═════ Entries provided

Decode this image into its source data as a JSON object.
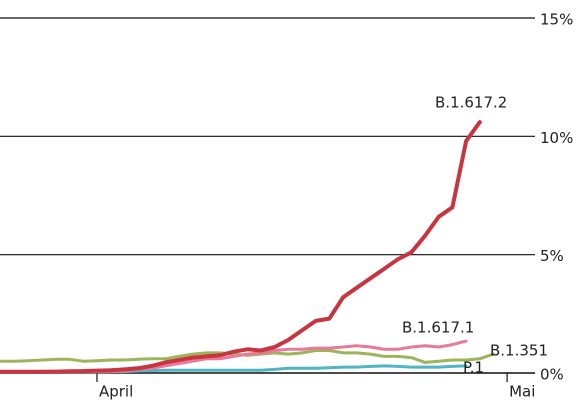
{
  "chart_data": {
    "type": "line",
    "categories": [
      null,
      null,
      null,
      null,
      null,
      null,
      null,
      "April",
      null,
      null,
      null,
      null,
      null,
      null,
      null,
      null,
      null,
      null,
      null,
      null,
      null,
      null,
      null,
      null,
      null,
      null,
      null,
      null,
      null,
      null,
      null,
      null,
      null,
      null,
      null,
      null,
      null,
      "Mai"
    ],
    "ylim": [
      0,
      15
    ],
    "yticks": [
      {
        "value": 0,
        "label": "0%"
      },
      {
        "value": 5,
        "label": "5%"
      },
      {
        "value": 10,
        "label": "10%"
      },
      {
        "value": 15,
        "label": "15%"
      }
    ],
    "grid": true,
    "series": [
      {
        "name": "P.1",
        "color": "#4fb5c4",
        "values": [
          0.05,
          0.05,
          0.05,
          0.05,
          0.05,
          0.05,
          0.05,
          0.05,
          0.06,
          0.06,
          0.08,
          0.1,
          0.12,
          0.12,
          0.12,
          0.12,
          0.12,
          0.12,
          0.12,
          0.12,
          0.15,
          0.2,
          0.2,
          0.2,
          0.22,
          0.25,
          0.25,
          0.28,
          0.3,
          0.28,
          0.25,
          0.25,
          0.25,
          0.28,
          0.3,
          null,
          null,
          null
        ]
      },
      {
        "name": "B.1.351",
        "color": "#9cb55a",
        "values": [
          0.5,
          0.5,
          0.52,
          0.55,
          0.58,
          0.58,
          0.5,
          0.52,
          0.55,
          0.55,
          0.58,
          0.6,
          0.6,
          0.7,
          0.8,
          0.85,
          0.85,
          0.8,
          0.75,
          0.8,
          0.85,
          0.8,
          0.85,
          0.95,
          0.95,
          0.85,
          0.85,
          0.8,
          0.7,
          0.7,
          0.65,
          0.45,
          0.5,
          0.55,
          0.55,
          0.6,
          0.8,
          null
        ]
      },
      {
        "name": "B.1.617.1",
        "color": "#e8799a",
        "values": [
          0.05,
          0.05,
          0.05,
          0.05,
          0.05,
          0.05,
          0.05,
          0.05,
          0.06,
          0.08,
          0.15,
          0.2,
          0.3,
          0.4,
          0.5,
          0.6,
          0.6,
          0.7,
          0.8,
          0.85,
          0.95,
          1.0,
          1.0,
          1.05,
          1.05,
          1.1,
          1.15,
          1.1,
          1.0,
          1.0,
          1.1,
          1.15,
          1.1,
          1.2,
          1.35,
          null,
          null,
          null
        ]
      },
      {
        "name": "B.1.617.2",
        "color": "#c8343f",
        "values": [
          0.05,
          0.05,
          0.05,
          0.05,
          0.06,
          0.07,
          0.08,
          0.1,
          0.12,
          0.15,
          0.2,
          0.3,
          0.45,
          0.55,
          0.65,
          0.7,
          0.75,
          0.9,
          1.0,
          0.95,
          1.1,
          1.4,
          1.8,
          2.2,
          2.3,
          3.2,
          3.6,
          4.0,
          4.4,
          4.8,
          5.1,
          5.8,
          6.6,
          7.0,
          9.8,
          10.6,
          null,
          null
        ]
      }
    ]
  }
}
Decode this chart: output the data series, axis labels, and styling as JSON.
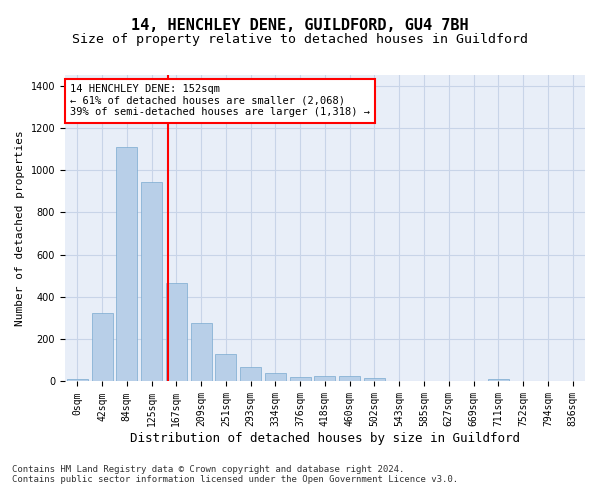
{
  "title": "14, HENCHLEY DENE, GUILDFORD, GU4 7BH",
  "subtitle": "Size of property relative to detached houses in Guildford",
  "xlabel": "Distribution of detached houses by size in Guildford",
  "ylabel": "Number of detached properties",
  "bar_labels": [
    "0sqm",
    "42sqm",
    "84sqm",
    "125sqm",
    "167sqm",
    "209sqm",
    "251sqm",
    "293sqm",
    "334sqm",
    "376sqm",
    "418sqm",
    "460sqm",
    "502sqm",
    "543sqm",
    "585sqm",
    "627sqm",
    "669sqm",
    "711sqm",
    "752sqm",
    "794sqm",
    "836sqm"
  ],
  "bar_values": [
    10,
    325,
    1110,
    945,
    465,
    275,
    130,
    70,
    40,
    22,
    25,
    25,
    18,
    0,
    0,
    0,
    0,
    12,
    0,
    0,
    0
  ],
  "bar_color": "#b8cfe8",
  "bar_edge_color": "#7aaad0",
  "vline_color": "red",
  "annotation_text": "14 HENCHLEY DENE: 152sqm\n← 61% of detached houses are smaller (2,068)\n39% of semi-detached houses are larger (1,318) →",
  "ylim": [
    0,
    1450
  ],
  "yticks": [
    0,
    200,
    400,
    600,
    800,
    1000,
    1200,
    1400
  ],
  "grid_color": "#c8d4e8",
  "bg_color": "#e8eef8",
  "footnote1": "Contains HM Land Registry data © Crown copyright and database right 2024.",
  "footnote2": "Contains public sector information licensed under the Open Government Licence v3.0.",
  "title_fontsize": 11,
  "subtitle_fontsize": 9.5,
  "xlabel_fontsize": 9,
  "ylabel_fontsize": 8,
  "tick_fontsize": 7,
  "annot_fontsize": 7.5,
  "footnote_fontsize": 6.5
}
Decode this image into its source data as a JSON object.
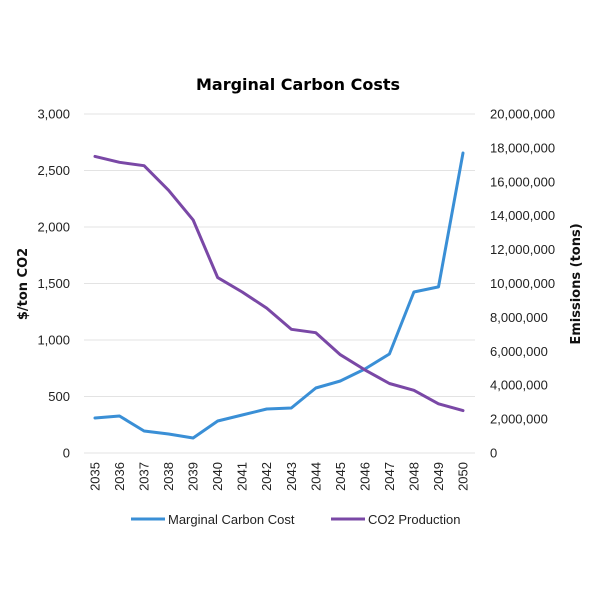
{
  "chart_data": {
    "type": "line",
    "title": "Marginal Carbon Costs",
    "xlabel": "",
    "ylabel": "$/ton CO2",
    "y2label": "Emissions (tons)",
    "categories": [
      "2035",
      "2036",
      "2037",
      "2038",
      "2039",
      "2040",
      "2041",
      "2042",
      "2043",
      "2044",
      "2045",
      "2046",
      "2047",
      "2048",
      "2049",
      "2050"
    ],
    "ylim": [
      0,
      3000
    ],
    "y2lim": [
      0,
      20000000
    ],
    "yticks": [
      "0",
      "500",
      "1,000",
      "1,500",
      "2,000",
      "2,500",
      "3,000"
    ],
    "y2ticks": [
      "0",
      "2,000,000",
      "4,000,000",
      "6,000,000",
      "8,000,000",
      "10,000,000",
      "12,000,000",
      "14,000,000",
      "16,000,000",
      "18,000,000",
      "20,000,000"
    ],
    "grid": true,
    "legend_position": "bottom",
    "series": [
      {
        "name": "Marginal Carbon Cost",
        "axis": "left",
        "color": "#3a8fd6",
        "values": [
          310,
          327,
          195,
          168,
          133,
          283,
          336,
          389,
          398,
          575,
          637,
          743,
          876,
          1425,
          1470,
          2655
        ]
      },
      {
        "name": "CO2 Production",
        "axis": "right",
        "color": "#7a48a6",
        "values": [
          17500000,
          17150000,
          16950000,
          15500000,
          13750000,
          10350000,
          9500000,
          8550000,
          7300000,
          7100000,
          5800000,
          4900000,
          4100000,
          3700000,
          2900000,
          2500000
        ]
      }
    ]
  }
}
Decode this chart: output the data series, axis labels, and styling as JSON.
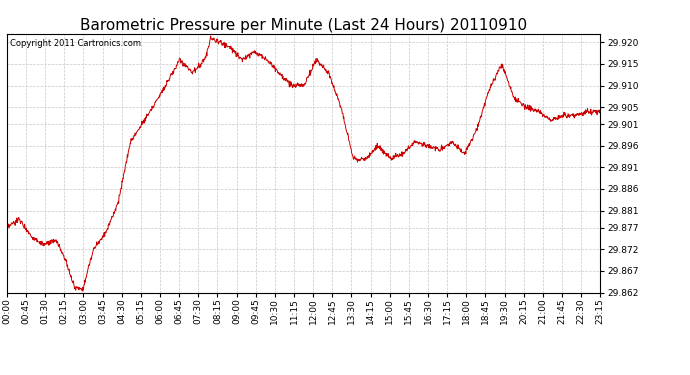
{
  "title": "Barometric Pressure per Minute (Last 24 Hours) 20110910",
  "copyright": "Copyright 2011 Cartronics.com",
  "line_color": "#cc0000",
  "background_color": "#ffffff",
  "plot_bg_color": "#ffffff",
  "grid_color": "#c8c8c8",
  "ylim": [
    29.862,
    29.922
  ],
  "yticks": [
    29.862,
    29.867,
    29.872,
    29.877,
    29.881,
    29.886,
    29.891,
    29.896,
    29.901,
    29.905,
    29.91,
    29.915,
    29.92
  ],
  "xtick_labels": [
    "00:00",
    "00:45",
    "01:30",
    "02:15",
    "03:00",
    "03:45",
    "04:30",
    "05:15",
    "06:00",
    "06:45",
    "07:30",
    "08:15",
    "09:00",
    "09:45",
    "10:30",
    "11:15",
    "12:00",
    "12:45",
    "13:30",
    "14:15",
    "15:00",
    "15:45",
    "16:30",
    "17:15",
    "18:00",
    "18:45",
    "19:30",
    "20:15",
    "21:00",
    "21:45",
    "22:30",
    "23:15"
  ],
  "title_fontsize": 11,
  "tick_fontsize": 6.5,
  "copyright_fontsize": 6
}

══════════

**Requirements**
Check each line of the entries above for the word "Contains". List the ones that have it.

**Worked answer**
  "footnote1": "Contains HM Land Registry data © Crown copyright and database right 2024.",
  "footnote2": "Contains public sector information licensed under the Open Government Licence v3.0.",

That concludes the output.